Return all entries precisely as they stand, without the images.

==== Supplied data ====

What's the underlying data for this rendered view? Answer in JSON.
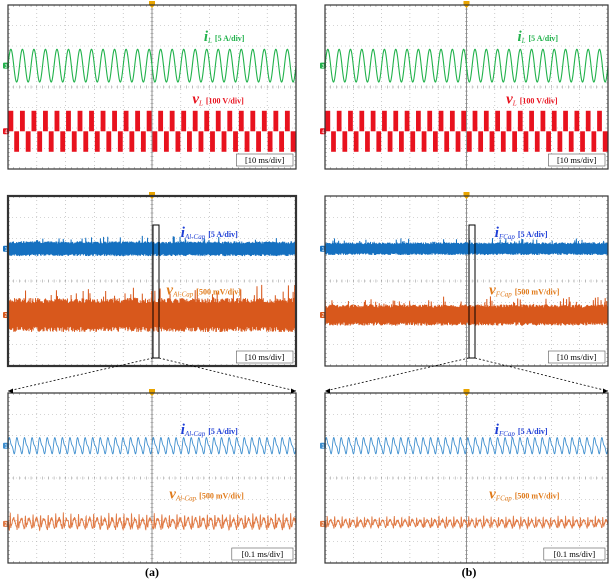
{
  "figure": {
    "captions": [
      "(a)",
      "(b)"
    ]
  },
  "colors": {
    "green": "#22b24c",
    "red": "#e8121e",
    "blue": "#1570c0",
    "orange": "#d8581c",
    "light_blue": "#3f8fcf",
    "light_orange": "#e07a45",
    "label_blue": "#1f3fd6",
    "label_orange": "#e07a1a",
    "trigger": "#e9a400",
    "grid": "#aaaaaa",
    "frame": "#333333"
  },
  "chart_data": [
    {
      "type": "line",
      "id": "a-top",
      "column": "a",
      "time_scale": "[10 ms/div]",
      "divisions": [
        10,
        8
      ],
      "series": [
        {
          "symbol": "i",
          "subscript": "L",
          "scale": "[5 A/div]",
          "channel": "3",
          "color": "#22b24c",
          "waveform": "sine",
          "cycles": 25,
          "amplitude_div": 0.8
        },
        {
          "symbol": "v",
          "subscript": "L",
          "scale": "[100 V/div]",
          "channel": "4",
          "color": "#e8121e",
          "waveform": "pwm-bipolar",
          "cycles": 25,
          "amplitude_div": 1.0
        }
      ]
    },
    {
      "type": "line",
      "id": "b-top",
      "column": "b",
      "time_scale": "[10 ms/div]",
      "divisions": [
        10,
        8
      ],
      "series": [
        {
          "symbol": "i",
          "subscript": "L",
          "scale": "[5 A/div]",
          "channel": "3",
          "color": "#22b24c",
          "waveform": "sine",
          "cycles": 25,
          "amplitude_div": 0.8
        },
        {
          "symbol": "v",
          "subscript": "L",
          "scale": "[100 V/div]",
          "channel": "4",
          "color": "#e8121e",
          "waveform": "pwm-bipolar",
          "cycles": 25,
          "amplitude_div": 1.0
        }
      ]
    },
    {
      "type": "line",
      "id": "a-mid",
      "column": "a",
      "time_scale": "[10 ms/div]",
      "divisions": [
        10,
        8
      ],
      "series": [
        {
          "symbol": "i",
          "subscript": "Al-Cap",
          "scale": "[5 A/div]",
          "channel": "1",
          "color": "#1570c0",
          "waveform": "dense-band",
          "amplitude_div": 0.35
        },
        {
          "symbol": "v",
          "subscript": "Al-Cap",
          "scale": "[500 mV/div]",
          "channel": "2",
          "color": "#d8581c",
          "waveform": "dense-band",
          "amplitude_div": 0.8
        }
      ]
    },
    {
      "type": "line",
      "id": "b-mid",
      "column": "b",
      "time_scale": "[10 ms/div]",
      "divisions": [
        10,
        8
      ],
      "series": [
        {
          "symbol": "i",
          "subscript": "FCap",
          "scale": "[5 A/div]",
          "channel": "1",
          "color": "#1570c0",
          "waveform": "dense-band",
          "amplitude_div": 0.3
        },
        {
          "symbol": "v",
          "subscript": "FCap",
          "scale": "[500 mV/div]",
          "channel": "2",
          "color": "#d8581c",
          "waveform": "dense-band",
          "amplitude_div": 0.5
        }
      ]
    },
    {
      "type": "line",
      "id": "a-bot",
      "column": "a",
      "time_scale": "[0.1 ms/div]",
      "divisions": [
        10,
        8
      ],
      "series": [
        {
          "symbol": "i",
          "subscript": "Al-Cap",
          "scale": "[5 A/div]",
          "channel": "1",
          "color": "#3f8fcf",
          "waveform": "ripple",
          "cycles": 38,
          "amplitude_div": 0.4
        },
        {
          "symbol": "v",
          "subscript": "Al-Cap",
          "scale": "[500 mV/div]",
          "channel": "2",
          "color": "#e07a45",
          "waveform": "ripple",
          "cycles": 38,
          "amplitude_div": 0.7
        }
      ]
    },
    {
      "type": "line",
      "id": "b-bot",
      "column": "b",
      "time_scale": "[0.1 ms/div]",
      "divisions": [
        10,
        8
      ],
      "series": [
        {
          "symbol": "i",
          "subscript": "FCap",
          "scale": "[5 A/div]",
          "channel": "1",
          "color": "#3f8fcf",
          "waveform": "ripple",
          "cycles": 38,
          "amplitude_div": 0.4
        },
        {
          "symbol": "v",
          "subscript": "FCap",
          "scale": "[500 mV/div]",
          "channel": "2",
          "color": "#e07a45",
          "waveform": "ripple",
          "cycles": 38,
          "amplitude_div": 0.5
        }
      ]
    }
  ]
}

====

**Task solution**:
What's the underlying data for this rendered view? Answer in JSON.
{
  "figure": {
    "captions": [
      "(a)",
      "(b)"
    ]
  },
  "colors": {
    "green": "#22b24c",
    "red": "#e8121e",
    "blue": "#1570c0",
    "orange": "#d8581c",
    "light_blue": "#3f8fcf",
    "light_orange": "#e07a45",
    "label_blue": "#1f3fd6",
    "label_orange": "#e07a1a",
    "trigger": "#e9a400",
    "grid": "#aaaaaa",
    "frame": "#333333"
  },
  "chart_data": [
    {
      "type": "line",
      "id": "a-top",
      "column": "a",
      "time_scale": "[10 ms/div]",
      "divisions": [
        10,
        8
      ],
      "series": [
        {
          "symbol": "i",
          "subscript": "L",
          "scale": "[5 A/div]",
          "channel": "3",
          "color": "#22b24c",
          "waveform": "sine",
          "cycles": 25,
          "amplitude_div": 0.8
        },
        {
          "symbol": "v",
          "subscript": "L",
          "scale": "[100 V/div]",
          "channel": "4",
          "color": "#e8121e",
          "waveform": "pwm-bipolar",
          "cycles": 25,
          "amplitude_div": 1.0
        }
      ]
    },
    {
      "type": "line",
      "id": "b-top",
      "column": "b",
      "time_scale": "[10 ms/div]",
      "divisions": [
        10,
        8
      ],
      "series": [
        {
          "symbol": "i",
          "subscript": "L",
          "scale": "[5 A/div]",
          "channel": "3",
          "color": "#22b24c",
          "waveform": "sine",
          "cycles": 25,
          "amplitude_div": 0.8
        },
        {
          "symbol": "v",
          "subscript": "L",
          "scale": "[100 V/div]",
          "channel": "4",
          "color": "#e8121e",
          "waveform": "pwm-bipolar",
          "cycles": 25,
          "amplitude_div": 1.0
        }
      ]
    },
    {
      "type": "line",
      "id": "a-mid",
      "column": "a",
      "time_scale": "[10 ms/div]",
      "divisions": [
        10,
        8
      ],
      "series": [
        {
          "symbol": "i",
          "subscript": "Al-Cap",
          "scale": "[5 A/div]",
          "channel": "1",
          "color": "#1570c0",
          "waveform": "dense-band",
          "amplitude_div": 0.35
        },
        {
          "symbol": "v",
          "subscript": "Al-Cap",
          "scale": "[500 mV/div]",
          "channel": "2",
          "color": "#d8581c",
          "waveform": "dense-band",
          "amplitude_div": 0.8
        }
      ]
    },
    {
      "type": "line",
      "id": "b-mid",
      "column": "b",
      "time_scale": "[10 ms/div]",
      "divisions": [
        10,
        8
      ],
      "series": [
        {
          "symbol": "i",
          "subscript": "FCap",
          "scale": "[5 A/div]",
          "channel": "1",
          "color": "#1570c0",
          "waveform": "dense-band",
          "amplitude_div": 0.3
        },
        {
          "symbol": "v",
          "subscript": "FCap",
          "scale": "[500 mV/div]",
          "channel": "2",
          "color": "#d8581c",
          "waveform": "dense-band",
          "amplitude_div": 0.5
        }
      ]
    },
    {
      "type": "line",
      "id": "a-bot",
      "column": "a",
      "time_scale": "[0.1 ms/div]",
      "divisions": [
        10,
        8
      ],
      "series": [
        {
          "symbol": "i",
          "subscript": "Al-Cap",
          "scale": "[5 A/div]",
          "channel": "1",
          "color": "#3f8fcf",
          "waveform": "ripple",
          "cycles": 38,
          "amplitude_div": 0.4
        },
        {
          "symbol": "v",
          "subscript": "Al-Cap",
          "scale": "[500 mV/div]",
          "channel": "2",
          "color": "#e07a45",
          "waveform": "ripple",
          "cycles": 38,
          "amplitude_div": 0.7
        }
      ]
    },
    {
      "type": "line",
      "id": "b-bot",
      "column": "b",
      "time_scale": "[0.1 ms/div]",
      "divisions": [
        10,
        8
      ],
      "series": [
        {
          "symbol": "i",
          "subscript": "FCap",
          "scale": "[5 A/div]",
          "channel": "1",
          "color": "#3f8fcf",
          "waveform": "ripple",
          "cycles": 38,
          "amplitude_div": 0.4
        },
        {
          "symbol": "v",
          "subscript": "FCap",
          "scale": "[500 mV/div]",
          "channel": "2",
          "color": "#e07a45",
          "waveform": "ripple",
          "cycles": 38,
          "amplitude_div": 0.5
        }
      ]
    }
  ]
}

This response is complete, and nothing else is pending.